Directive » Output all lines exactly, with nothing added or dropped.

Working data »
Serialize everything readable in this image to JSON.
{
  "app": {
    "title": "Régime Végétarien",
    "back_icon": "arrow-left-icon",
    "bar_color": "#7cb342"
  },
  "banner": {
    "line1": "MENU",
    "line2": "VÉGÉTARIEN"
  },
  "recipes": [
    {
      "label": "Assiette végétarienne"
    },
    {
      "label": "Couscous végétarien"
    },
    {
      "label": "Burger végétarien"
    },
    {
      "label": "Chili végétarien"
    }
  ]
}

Answer below »
Serialize everything readable in this image to JSON.
{
  "app": {
    "title": "Régime Végétarien",
    "back_icon": "arrow-left-icon",
    "bar_color": "#7cb342"
  },
  "banner": {
    "line1": "MENU",
    "line2": "VÉGÉTARIEN"
  },
  "recipes": [
    {
      "label": "Assiette végétarienne"
    },
    {
      "label": "Couscous végétarien"
    },
    {
      "label": "Burger végétarien"
    },
    {
      "label": "Chili végétarien"
    }
  ]
}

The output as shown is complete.